# PROVIDED INFORMATION:
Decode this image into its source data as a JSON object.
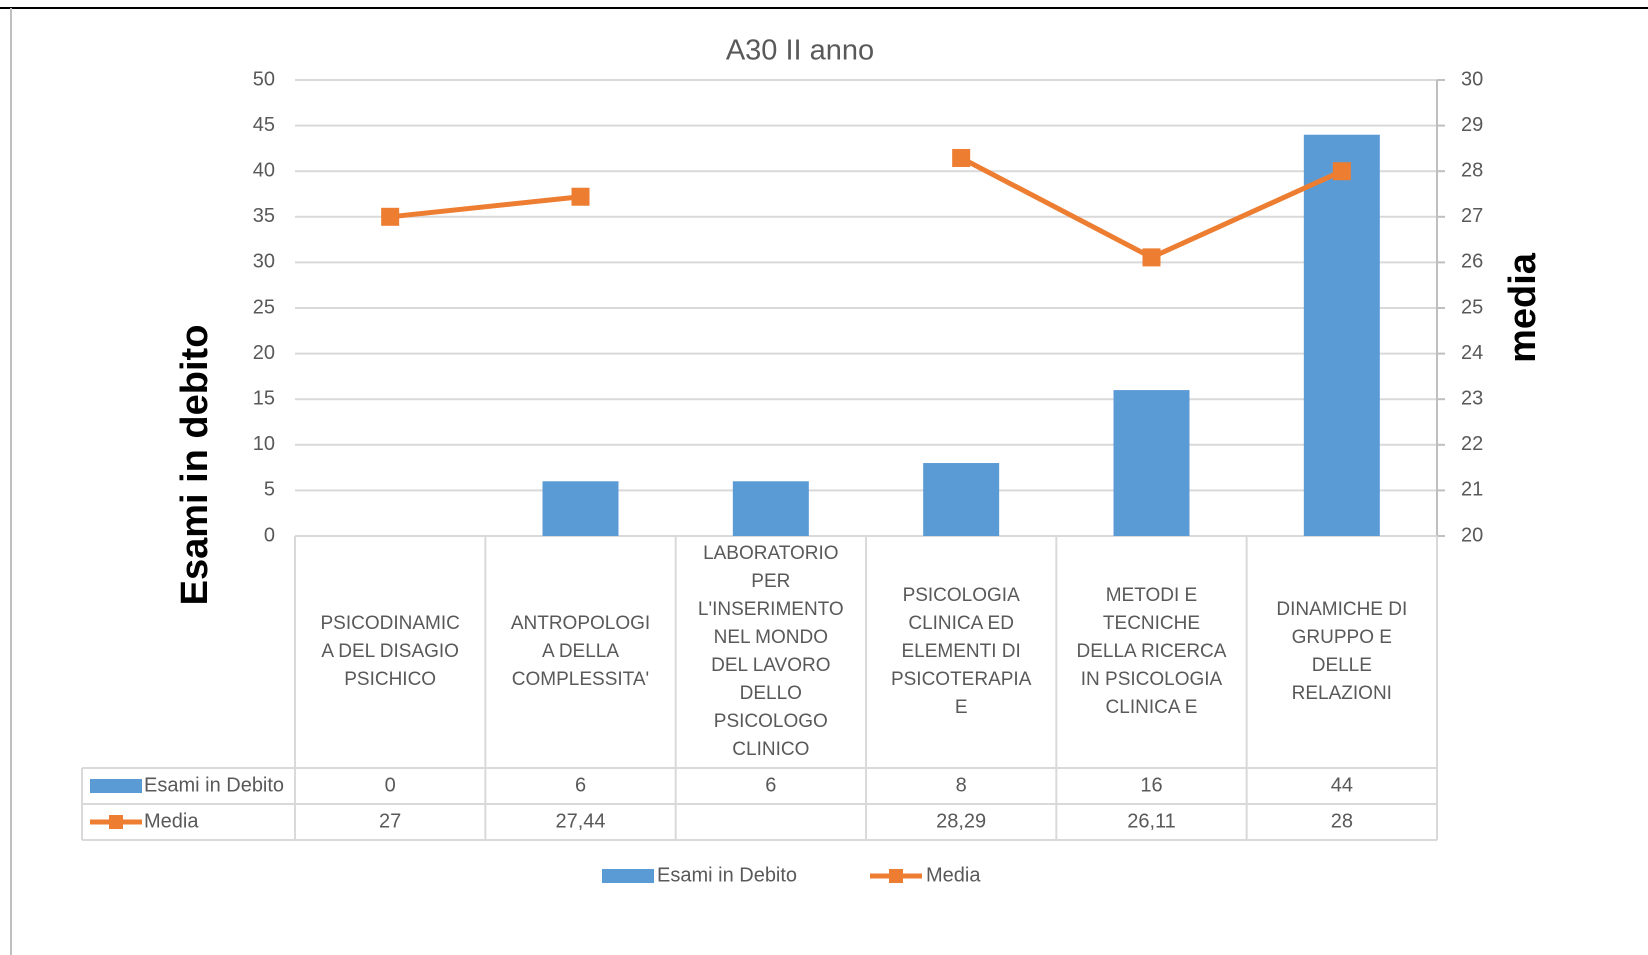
{
  "chart_data": {
    "type": "bar",
    "title": "A30 II anno",
    "y_label": "Esami in debito",
    "y2_label": "media",
    "categories": [
      "PSICODINAMICA DEL DISAGIO PSICHICO",
      "ANTROPOLOGIA DELLA COMPLESSITA'",
      "LABORATORIO PER L'INSERIMENTO NEL MONDO DEL LAVORO DELLO PSICOLOGO CLINICO",
      "PSICOLOGIA CLINICA ED ELEMENTI DI PSICOTERAPIA E",
      "METODI E TECNICHE DELLA RICERCA IN PSICOLOGIA CLINICA E",
      "DINAMICHE DI GRUPPO E DELLE RELAZIONI"
    ],
    "series": [
      {
        "name": "Esami in Debito",
        "type": "bar",
        "color": "#5b9bd5",
        "values": [
          0,
          6,
          6,
          8,
          16,
          44
        ]
      },
      {
        "name": "Media",
        "type": "line",
        "axis": "y2",
        "color": "#ed7d31",
        "values": [
          27,
          27.44,
          null,
          28.29,
          26.11,
          28
        ],
        "value_labels": [
          "27",
          "27,44",
          null,
          "28,29",
          "26,11",
          "28"
        ]
      }
    ],
    "ylim": [
      0,
      50
    ],
    "yticks": [
      0,
      5,
      10,
      15,
      20,
      25,
      30,
      35,
      40,
      45,
      50
    ],
    "y2lim": [
      20,
      30
    ],
    "y2ticks": [
      20,
      21,
      22,
      23,
      24,
      25,
      26,
      27,
      28,
      29,
      30
    ],
    "grid": true,
    "data_table": true,
    "legend": "bottom"
  }
}
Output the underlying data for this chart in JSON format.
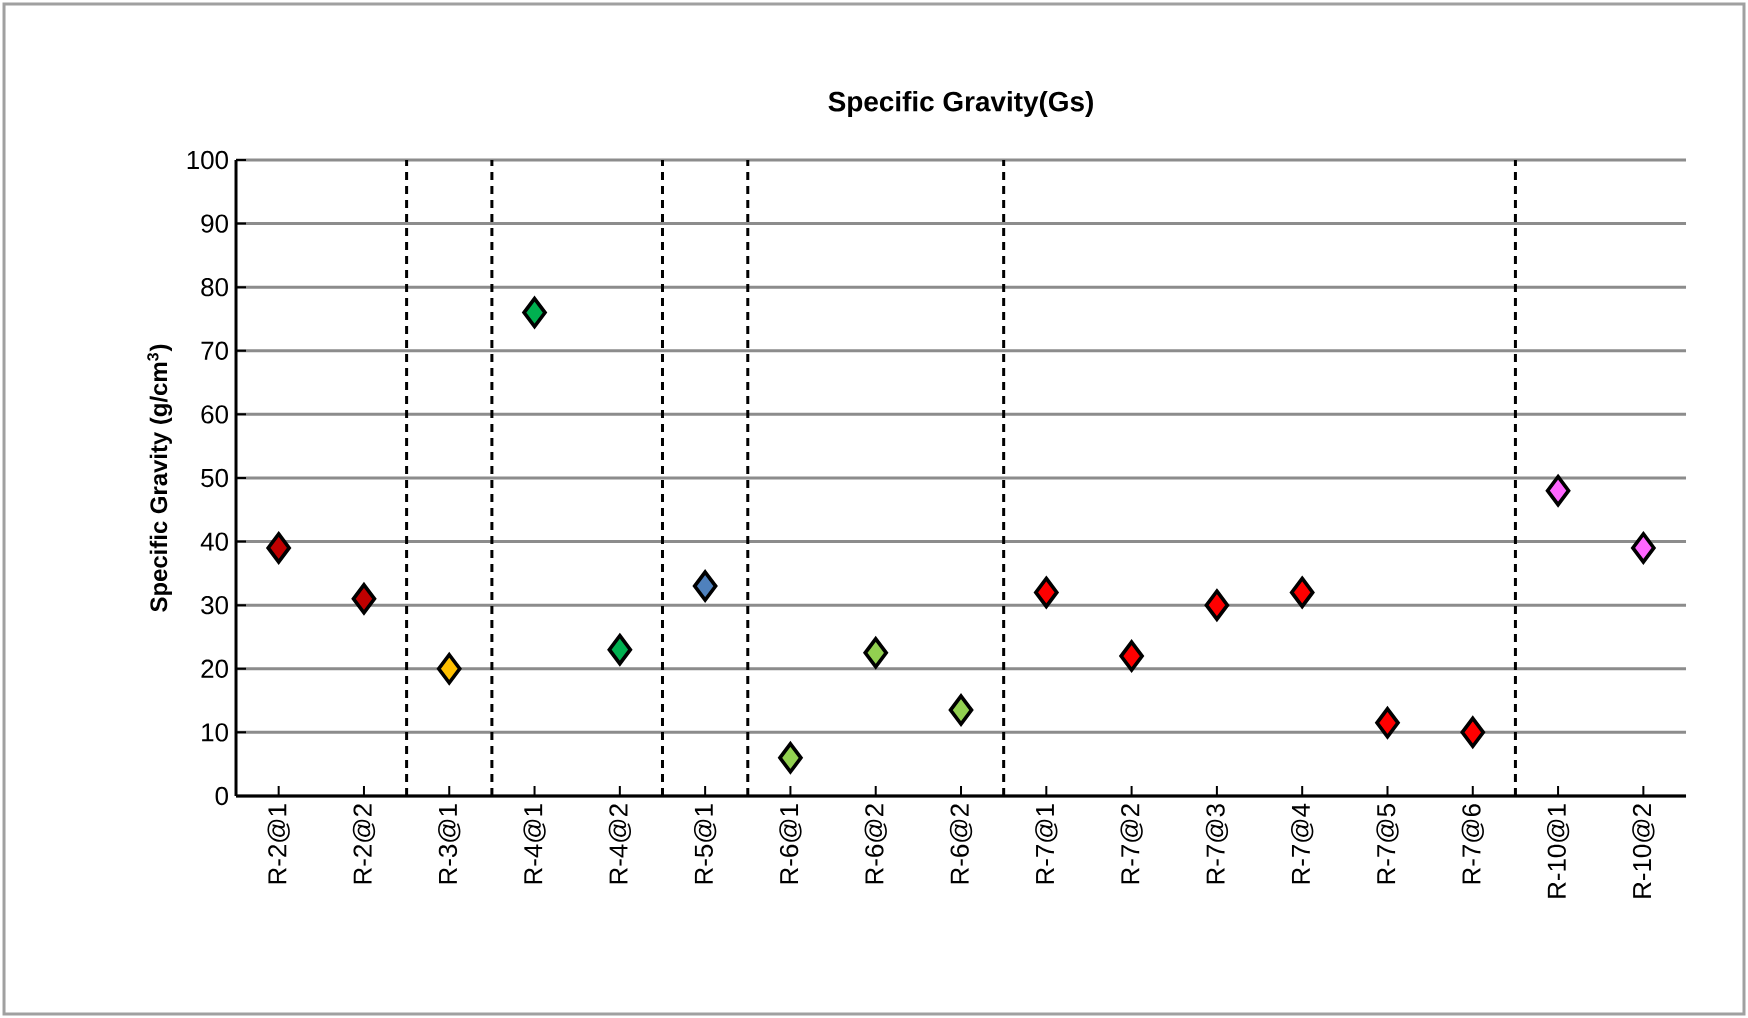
{
  "chart_data": {
    "type": "scatter",
    "title": "Specific Gravity(Gs)",
    "ylabel": "Specific Gravity (g/cm$^{3}$)",
    "categories": [
      "R-2@1",
      "R-2@2",
      "R-3@1",
      "R-4@1",
      "R-4@2",
      "R-5@1",
      "R-6@1",
      "R-6@2",
      "R-6@2",
      "R-7@1",
      "R-7@2",
      "R-7@3",
      "R-7@4",
      "R-7@5",
      "R-7@6",
      "R-10@1",
      "R-10@2"
    ],
    "values": [
      39,
      31,
      20,
      76,
      23,
      33,
      6,
      22.5,
      13.5,
      32,
      22,
      30,
      32,
      11.5,
      10,
      48,
      39
    ],
    "colors": [
      "#c00000",
      "#c00000",
      "#ffc000",
      "#00b050",
      "#00b050",
      "#4f81bd",
      "#92d050",
      "#92d050",
      "#92d050",
      "#ff0000",
      "#ff0000",
      "#ff0000",
      "#ff0000",
      "#ff0000",
      "#ff0000",
      "#ff66ff",
      "#ff66ff"
    ],
    "ylim": [
      0,
      100
    ],
    "yticks": [
      0,
      10,
      20,
      30,
      40,
      50,
      60,
      70,
      80,
      90,
      100
    ],
    "grid": "y",
    "marker": "diamond"
  }
}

# EXERCISE INSTRUCTIONS:
Repeat the records above exactly, leaving out any pictures they contain.

# EXERCISE SOLUTION:
Decode this image into its source data as a JSON object.
{
  "chart_data": {
    "type": "bar",
    "title": "A30 II anno",
    "y_label": "Esami in debito",
    "y2_label": "media",
    "categories": [
      "PSICODINAMICA DEL DISAGIO PSICHICO",
      "ANTROPOLOGIA DELLA COMPLESSITA'",
      "LABORATORIO PER L'INSERIMENTO NEL MONDO DEL LAVORO DELLO PSICOLOGO CLINICO",
      "PSICOLOGIA CLINICA ED ELEMENTI DI PSICOTERAPIA E",
      "METODI E TECNICHE DELLA RICERCA IN PSICOLOGIA CLINICA E",
      "DINAMICHE DI GRUPPO E DELLE RELAZIONI"
    ],
    "series": [
      {
        "name": "Esami in Debito",
        "type": "bar",
        "color": "#5b9bd5",
        "values": [
          0,
          6,
          6,
          8,
          16,
          44
        ]
      },
      {
        "name": "Media",
        "type": "line",
        "axis": "y2",
        "color": "#ed7d31",
        "values": [
          27,
          27.44,
          null,
          28.29,
          26.11,
          28
        ],
        "value_labels": [
          "27",
          "27,44",
          null,
          "28,29",
          "26,11",
          "28"
        ]
      }
    ],
    "ylim": [
      0,
      50
    ],
    "yticks": [
      0,
      5,
      10,
      15,
      20,
      25,
      30,
      35,
      40,
      45,
      50
    ],
    "y2lim": [
      20,
      30
    ],
    "y2ticks": [
      20,
      21,
      22,
      23,
      24,
      25,
      26,
      27,
      28,
      29,
      30
    ],
    "grid": true,
    "data_table": true,
    "legend": "bottom"
  }
}
Output the underlying data for this chart in JSON format.
{
  "chart_data": {
    "type": "scatter",
    "title": "Specific Gravity(Gs)",
    "ylabel": "Specific Gravity (g/cm$^{3}$)",
    "categories": [
      "R-2@1",
      "R-2@2",
      "R-3@1",
      "R-4@1",
      "R-4@2",
      "R-5@1",
      "R-6@1",
      "R-6@2",
      "R-6@2",
      "R-7@1",
      "R-7@2",
      "R-7@3",
      "R-7@4",
      "R-7@5",
      "R-7@6",
      "R-10@1",
      "R-10@2"
    ],
    "values": [
      39,
      31,
      20,
      76,
      23,
      33,
      6,
      22.5,
      13.5,
      32,
      22,
      30,
      32,
      11.5,
      10,
      48,
      39
    ],
    "colors": [
      "#c00000",
      "#c00000",
      "#ffc000",
      "#00b050",
      "#00b050",
      "#4f81bd",
      "#92d050",
      "#92d050",
      "#92d050",
      "#ff0000",
      "#ff0000",
      "#ff0000",
      "#ff0000",
      "#ff0000",
      "#ff0000",
      "#ff66ff",
      "#ff66ff"
    ],
    "ylim": [
      0,
      100
    ],
    "yticks": [
      0,
      10,
      20,
      30,
      40,
      50,
      60,
      70,
      80,
      90,
      100
    ],
    "grid": "y",
    "marker": "diamond"
  }
}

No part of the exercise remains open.